◆ Records shown:
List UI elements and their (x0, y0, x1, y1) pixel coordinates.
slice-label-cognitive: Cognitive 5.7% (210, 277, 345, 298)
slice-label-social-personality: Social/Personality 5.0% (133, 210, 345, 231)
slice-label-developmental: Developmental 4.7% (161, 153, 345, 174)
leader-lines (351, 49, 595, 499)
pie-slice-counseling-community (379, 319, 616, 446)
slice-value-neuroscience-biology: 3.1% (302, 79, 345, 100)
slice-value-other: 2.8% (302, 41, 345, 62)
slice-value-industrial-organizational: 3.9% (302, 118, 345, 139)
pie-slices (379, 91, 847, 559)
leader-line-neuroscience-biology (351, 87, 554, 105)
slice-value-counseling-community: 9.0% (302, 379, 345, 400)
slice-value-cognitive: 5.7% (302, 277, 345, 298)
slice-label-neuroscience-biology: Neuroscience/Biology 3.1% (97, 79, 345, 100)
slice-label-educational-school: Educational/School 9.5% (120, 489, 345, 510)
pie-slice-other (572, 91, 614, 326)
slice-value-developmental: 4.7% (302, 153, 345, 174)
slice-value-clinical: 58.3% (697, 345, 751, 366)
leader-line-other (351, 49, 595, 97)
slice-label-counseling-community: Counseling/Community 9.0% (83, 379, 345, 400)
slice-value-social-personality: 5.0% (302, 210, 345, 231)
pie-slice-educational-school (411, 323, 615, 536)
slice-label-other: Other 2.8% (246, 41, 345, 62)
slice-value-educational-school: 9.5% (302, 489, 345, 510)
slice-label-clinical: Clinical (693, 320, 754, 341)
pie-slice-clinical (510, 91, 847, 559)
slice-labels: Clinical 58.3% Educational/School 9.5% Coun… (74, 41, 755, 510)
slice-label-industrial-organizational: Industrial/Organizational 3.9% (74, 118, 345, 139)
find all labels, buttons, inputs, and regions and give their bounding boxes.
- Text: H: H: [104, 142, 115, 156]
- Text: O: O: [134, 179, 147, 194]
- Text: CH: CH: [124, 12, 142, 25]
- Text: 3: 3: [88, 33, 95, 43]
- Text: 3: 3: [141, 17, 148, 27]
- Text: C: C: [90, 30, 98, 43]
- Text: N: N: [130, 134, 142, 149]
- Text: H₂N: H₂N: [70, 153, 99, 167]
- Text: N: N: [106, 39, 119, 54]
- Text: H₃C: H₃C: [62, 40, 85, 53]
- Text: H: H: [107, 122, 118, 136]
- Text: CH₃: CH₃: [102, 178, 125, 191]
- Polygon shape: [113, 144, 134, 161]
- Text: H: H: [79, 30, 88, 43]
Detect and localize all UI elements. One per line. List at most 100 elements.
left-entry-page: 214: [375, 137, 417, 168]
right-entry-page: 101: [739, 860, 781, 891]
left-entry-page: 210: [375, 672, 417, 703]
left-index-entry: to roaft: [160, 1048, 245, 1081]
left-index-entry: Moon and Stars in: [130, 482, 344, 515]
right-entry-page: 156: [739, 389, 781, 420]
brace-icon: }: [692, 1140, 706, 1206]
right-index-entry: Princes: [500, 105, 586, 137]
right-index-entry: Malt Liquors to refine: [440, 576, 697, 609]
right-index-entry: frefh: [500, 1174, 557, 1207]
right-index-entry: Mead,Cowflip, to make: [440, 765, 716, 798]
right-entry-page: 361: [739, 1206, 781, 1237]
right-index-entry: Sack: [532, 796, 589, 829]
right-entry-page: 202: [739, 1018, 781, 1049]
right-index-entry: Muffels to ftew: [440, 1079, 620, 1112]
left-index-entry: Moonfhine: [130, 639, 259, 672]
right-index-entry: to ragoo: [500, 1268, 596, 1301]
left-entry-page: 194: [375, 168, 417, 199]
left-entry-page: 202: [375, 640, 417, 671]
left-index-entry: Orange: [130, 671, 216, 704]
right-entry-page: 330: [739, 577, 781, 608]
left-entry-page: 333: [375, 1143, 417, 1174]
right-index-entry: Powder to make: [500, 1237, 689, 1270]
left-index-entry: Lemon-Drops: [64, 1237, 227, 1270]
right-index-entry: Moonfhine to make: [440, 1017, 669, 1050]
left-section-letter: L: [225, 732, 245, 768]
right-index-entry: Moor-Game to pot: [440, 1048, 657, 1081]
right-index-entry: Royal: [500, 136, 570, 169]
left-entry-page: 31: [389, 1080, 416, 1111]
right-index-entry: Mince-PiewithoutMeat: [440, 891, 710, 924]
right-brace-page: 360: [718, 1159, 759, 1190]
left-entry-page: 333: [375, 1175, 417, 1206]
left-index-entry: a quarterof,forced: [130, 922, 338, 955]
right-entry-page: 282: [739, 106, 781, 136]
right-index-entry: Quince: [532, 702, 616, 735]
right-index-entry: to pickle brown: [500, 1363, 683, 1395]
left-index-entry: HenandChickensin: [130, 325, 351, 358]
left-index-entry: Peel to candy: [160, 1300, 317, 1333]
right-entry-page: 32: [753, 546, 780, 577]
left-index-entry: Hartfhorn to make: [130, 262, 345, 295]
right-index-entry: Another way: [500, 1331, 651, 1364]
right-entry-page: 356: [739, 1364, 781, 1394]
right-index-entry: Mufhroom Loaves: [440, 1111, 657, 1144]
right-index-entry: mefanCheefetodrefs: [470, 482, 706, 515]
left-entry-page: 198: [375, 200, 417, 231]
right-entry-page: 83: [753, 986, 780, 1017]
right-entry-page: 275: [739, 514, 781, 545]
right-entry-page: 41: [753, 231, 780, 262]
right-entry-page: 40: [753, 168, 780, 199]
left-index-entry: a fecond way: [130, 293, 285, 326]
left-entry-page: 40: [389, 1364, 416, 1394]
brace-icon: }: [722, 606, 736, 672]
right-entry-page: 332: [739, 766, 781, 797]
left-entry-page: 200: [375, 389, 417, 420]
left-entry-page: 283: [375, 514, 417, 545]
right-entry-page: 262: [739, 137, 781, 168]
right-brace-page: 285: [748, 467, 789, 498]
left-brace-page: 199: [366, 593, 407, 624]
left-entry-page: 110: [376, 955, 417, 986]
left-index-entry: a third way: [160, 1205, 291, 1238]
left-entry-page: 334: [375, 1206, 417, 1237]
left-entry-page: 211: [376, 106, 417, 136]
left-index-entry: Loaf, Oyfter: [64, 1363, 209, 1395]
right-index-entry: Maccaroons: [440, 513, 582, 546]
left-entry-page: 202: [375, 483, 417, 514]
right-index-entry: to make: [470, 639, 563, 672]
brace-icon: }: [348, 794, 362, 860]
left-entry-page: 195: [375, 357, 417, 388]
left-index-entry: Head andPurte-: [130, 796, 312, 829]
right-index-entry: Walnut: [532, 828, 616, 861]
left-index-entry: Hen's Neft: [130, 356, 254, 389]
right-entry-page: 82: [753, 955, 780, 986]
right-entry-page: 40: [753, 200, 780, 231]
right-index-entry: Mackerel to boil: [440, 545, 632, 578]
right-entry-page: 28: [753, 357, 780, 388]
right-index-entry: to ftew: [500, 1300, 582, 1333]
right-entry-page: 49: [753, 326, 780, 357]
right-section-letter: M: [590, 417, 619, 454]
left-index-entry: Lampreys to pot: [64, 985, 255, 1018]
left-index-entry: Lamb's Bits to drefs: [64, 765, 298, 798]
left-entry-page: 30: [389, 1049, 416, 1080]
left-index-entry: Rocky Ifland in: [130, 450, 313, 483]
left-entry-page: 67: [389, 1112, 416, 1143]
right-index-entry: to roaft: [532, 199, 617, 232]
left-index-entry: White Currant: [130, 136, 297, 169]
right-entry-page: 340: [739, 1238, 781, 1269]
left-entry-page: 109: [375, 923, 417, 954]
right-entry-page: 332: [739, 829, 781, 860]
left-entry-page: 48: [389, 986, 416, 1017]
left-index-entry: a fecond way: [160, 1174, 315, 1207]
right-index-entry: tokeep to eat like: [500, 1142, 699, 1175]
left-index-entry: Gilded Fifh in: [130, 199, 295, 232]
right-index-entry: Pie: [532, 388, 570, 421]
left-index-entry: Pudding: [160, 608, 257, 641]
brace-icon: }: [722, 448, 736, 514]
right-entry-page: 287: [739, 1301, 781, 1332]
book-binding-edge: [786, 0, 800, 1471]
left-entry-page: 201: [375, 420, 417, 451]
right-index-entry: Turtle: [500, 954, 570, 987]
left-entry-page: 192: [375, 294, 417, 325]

◆ Task description: Can you render the records from their first line through the line containing "leader-line-neuroscience-biology (351, 87, 554, 105)", that line included, as a JSON list of strings with one string per line and no blank lines?

◆ Written solution:
[
  "List UI elements and their (x0, y0, x1, y1) pixel coordinates.",
  "slice-label-cognitive: Cognitive 5.7% (210, 277, 345, 298)",
  "slice-label-social-personality: Social/Personality 5.0% (133, 210, 345, 231)",
  "slice-label-developmental: Developmental 4.7% (161, 153, 345, 174)",
  "leader-lines (351, 49, 595, 499)",
  "pie-slice-counseling-community (379, 319, 616, 446)",
  "slice-value-neuroscience-biology: 3.1% (302, 79, 345, 100)",
  "slice-value-other: 2.8% (302, 41, 345, 62)",
  "slice-value-industrial-organizational: 3.9% (302, 118, 345, 139)",
  "pie-slices (379, 91, 847, 559)",
  "leader-line-neuroscience-biology (351, 87, 554, 105)"
]